Un applauso al sindaco di Nocera, capace di sovvertire il Processo del Lunedì.

Un momento di altissima televisione è andato in onda ieri sera su Rai Sport Uno.
La trasmissione il Processo del Lunedì condotta da Enrico Varriale sui fatti di Salerno aveva un’impostazione ben precisa:

condanna,

vergogna,

processi,

pubblica ammenda, visto che era presente anche il presidente della serie c Ghirelli, che già al momento di essere presentato al pubblico chiedeva scusa per l’accaduto.

In collegamento da Nocera Inferiore il sindaco Manlio Torquato, il cui nome e cognome sono virili quanto il suo eloquio, non si è prestato al gioco.

Hanno tentato in tutti i modi di estorcergli una scusa, un ravvedimento, una censura su ciò che è accaduto.

Lui si è negato, causando il panico in studio.

I giornalisti e opinionisti erano variamente sconcertati, Bartoletti, Varriale, il presenzialista televisivo Rosario Trefiletti.

Le certezze che la Rai voleva propinare ai suoi telespettatori sono state demolite dalla fermezza e dall’aplomb meridionale con cui Torquato ha ribaltato completamente il racconto, dicendo che, in una ipotetica scala di colpe per ciò che è accaduto, “la comunità sportiva” di Nocera Inferiore era agli ultimi gradini.

I toni si sono alzati, da Nocera un tifoso con la sciarpa rossonera si è pure frapposto fra la telecamera e il sindaco, forse per tentare di espungere analiticamente dalla discussione le scorie tossiche della narrazione proposta dalla Rai.

◆ PROBLEMI DA RISOLVERE ◆
**A)** Nell'articolo sul sindaco di Nocera, chi conduceva la trasmissione il Processo del Lunedì?
**B)** Prosegui l'articolo sul sindaco di Nocera a partire dalla sua ultima frase.
Le voci che seguono non sono necessarie.

◆ DATI FORNITI ◆
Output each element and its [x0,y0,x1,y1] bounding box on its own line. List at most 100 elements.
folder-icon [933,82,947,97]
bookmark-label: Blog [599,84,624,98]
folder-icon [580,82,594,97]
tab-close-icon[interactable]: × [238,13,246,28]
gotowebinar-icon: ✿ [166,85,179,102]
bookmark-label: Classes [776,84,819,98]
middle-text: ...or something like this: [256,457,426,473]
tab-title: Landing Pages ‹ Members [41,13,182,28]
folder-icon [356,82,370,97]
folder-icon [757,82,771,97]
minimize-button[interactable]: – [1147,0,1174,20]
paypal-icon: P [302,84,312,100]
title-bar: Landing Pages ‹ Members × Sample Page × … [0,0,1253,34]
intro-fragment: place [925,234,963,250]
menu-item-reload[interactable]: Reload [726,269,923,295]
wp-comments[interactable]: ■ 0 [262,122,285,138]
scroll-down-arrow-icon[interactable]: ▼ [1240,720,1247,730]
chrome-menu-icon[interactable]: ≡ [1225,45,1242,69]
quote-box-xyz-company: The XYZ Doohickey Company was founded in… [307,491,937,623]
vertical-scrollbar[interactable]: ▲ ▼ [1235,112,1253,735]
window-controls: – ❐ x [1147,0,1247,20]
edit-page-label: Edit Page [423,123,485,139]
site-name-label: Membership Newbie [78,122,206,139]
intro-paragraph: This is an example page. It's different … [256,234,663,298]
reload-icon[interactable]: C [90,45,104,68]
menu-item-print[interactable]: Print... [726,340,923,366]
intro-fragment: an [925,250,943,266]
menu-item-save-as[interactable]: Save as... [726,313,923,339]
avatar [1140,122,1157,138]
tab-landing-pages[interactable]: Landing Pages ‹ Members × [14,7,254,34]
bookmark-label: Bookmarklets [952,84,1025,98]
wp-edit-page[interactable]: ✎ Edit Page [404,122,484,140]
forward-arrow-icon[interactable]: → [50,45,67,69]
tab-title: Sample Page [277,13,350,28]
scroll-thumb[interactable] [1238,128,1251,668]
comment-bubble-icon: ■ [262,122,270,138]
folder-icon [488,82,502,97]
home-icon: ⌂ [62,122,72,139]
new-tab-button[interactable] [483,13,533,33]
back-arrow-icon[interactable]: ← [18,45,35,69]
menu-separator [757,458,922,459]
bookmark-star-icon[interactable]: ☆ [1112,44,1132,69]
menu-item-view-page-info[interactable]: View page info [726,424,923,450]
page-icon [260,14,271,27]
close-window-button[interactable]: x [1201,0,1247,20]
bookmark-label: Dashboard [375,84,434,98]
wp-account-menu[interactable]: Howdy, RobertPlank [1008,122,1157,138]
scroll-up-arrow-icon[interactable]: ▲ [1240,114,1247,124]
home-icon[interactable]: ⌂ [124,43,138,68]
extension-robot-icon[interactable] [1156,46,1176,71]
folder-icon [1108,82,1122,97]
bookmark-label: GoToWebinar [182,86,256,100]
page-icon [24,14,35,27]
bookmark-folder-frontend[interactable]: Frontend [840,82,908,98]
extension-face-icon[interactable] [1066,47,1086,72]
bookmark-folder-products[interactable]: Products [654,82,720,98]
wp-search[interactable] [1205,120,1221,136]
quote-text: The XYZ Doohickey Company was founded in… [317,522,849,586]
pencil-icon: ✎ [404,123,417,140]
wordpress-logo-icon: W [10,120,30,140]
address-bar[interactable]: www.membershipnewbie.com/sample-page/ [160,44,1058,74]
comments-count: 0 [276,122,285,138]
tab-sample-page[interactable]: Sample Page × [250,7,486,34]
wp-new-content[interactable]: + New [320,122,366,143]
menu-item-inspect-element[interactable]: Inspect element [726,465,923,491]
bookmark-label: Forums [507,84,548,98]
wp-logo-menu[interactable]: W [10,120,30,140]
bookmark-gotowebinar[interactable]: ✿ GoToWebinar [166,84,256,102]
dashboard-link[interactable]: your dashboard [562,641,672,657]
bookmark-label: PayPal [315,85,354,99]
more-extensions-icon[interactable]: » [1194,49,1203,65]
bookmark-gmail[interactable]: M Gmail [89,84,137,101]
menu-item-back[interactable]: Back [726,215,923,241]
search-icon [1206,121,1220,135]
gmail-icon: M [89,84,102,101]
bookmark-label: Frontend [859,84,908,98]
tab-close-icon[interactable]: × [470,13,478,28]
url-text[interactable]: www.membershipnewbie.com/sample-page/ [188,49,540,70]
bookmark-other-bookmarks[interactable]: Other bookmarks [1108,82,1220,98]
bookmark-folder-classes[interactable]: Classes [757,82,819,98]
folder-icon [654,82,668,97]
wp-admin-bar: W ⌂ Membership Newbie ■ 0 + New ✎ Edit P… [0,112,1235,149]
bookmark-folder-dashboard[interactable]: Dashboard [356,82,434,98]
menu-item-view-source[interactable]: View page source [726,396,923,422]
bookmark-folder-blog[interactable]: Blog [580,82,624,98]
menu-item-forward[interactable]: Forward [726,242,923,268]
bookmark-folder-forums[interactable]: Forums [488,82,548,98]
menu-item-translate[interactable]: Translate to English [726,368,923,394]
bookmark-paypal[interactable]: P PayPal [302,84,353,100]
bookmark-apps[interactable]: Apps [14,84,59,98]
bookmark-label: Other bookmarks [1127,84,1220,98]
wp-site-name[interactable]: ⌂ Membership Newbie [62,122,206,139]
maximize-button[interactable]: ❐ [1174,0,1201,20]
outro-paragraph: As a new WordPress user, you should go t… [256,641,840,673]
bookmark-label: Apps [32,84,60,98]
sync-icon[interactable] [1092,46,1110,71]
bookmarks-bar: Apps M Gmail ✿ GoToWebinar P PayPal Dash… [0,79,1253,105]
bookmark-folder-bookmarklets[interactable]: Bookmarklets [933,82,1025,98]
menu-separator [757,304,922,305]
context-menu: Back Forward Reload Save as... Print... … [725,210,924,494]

◆ SOLUZIONI DELLE ATTIVITÀ ◆
**A)** Enrico Varriale.

**B)**
Su ciò che è successo a Nocera e a Salerno è per noi molto difficile esprimere un giudizio, vivendo a Palermo e non conoscendo quelle realtà.

Ma conosciamo un po’ le dinamiche da stadio e ci sembra di poter accettare l’assioma per cui

senza tifosi,
niente partita.

Se tu tifi per una squadra che fa un derby storico dopo 25 anni e ti sei fatto PER QUESTO  UNICO MOTIVO la tessera del tifoso, non puoi accettare che una qualsiasi autorità ti neghi il diritto di entrare.

Pensate se al concerto italiano di Justin Bieber la polizia avesse vietato alle fan adoranti di entrare per una decisione di ordine pubblico, dopo aver fatto il biglietto e atteso per anni quel momento. La reazione sarebbe stata infinitamente più violenta e distruttiva delle discusse parole dei tifosi della Nocerina, altro che ultrà e black bloc , se vietavano il concerto già in programma le beliebers avrebbero staccato le teste dei poliziotti a morsi.

Poi ci sarà un mondo dietro che noi non conosciamo, ma vedere una persona capace, da solo, di smontare pezzo per pezzo il pensiero dominante sull’accaduto senza perdere la calma ma con ostinazione, ci ha confortati.

Il tono sicuro di Torquato, quella parlata da colto uomo del Sud, abituato a pesare ogni singola parola e a far valere MOLTO di più ciò che non viene detto rispetto a ciò che si dice.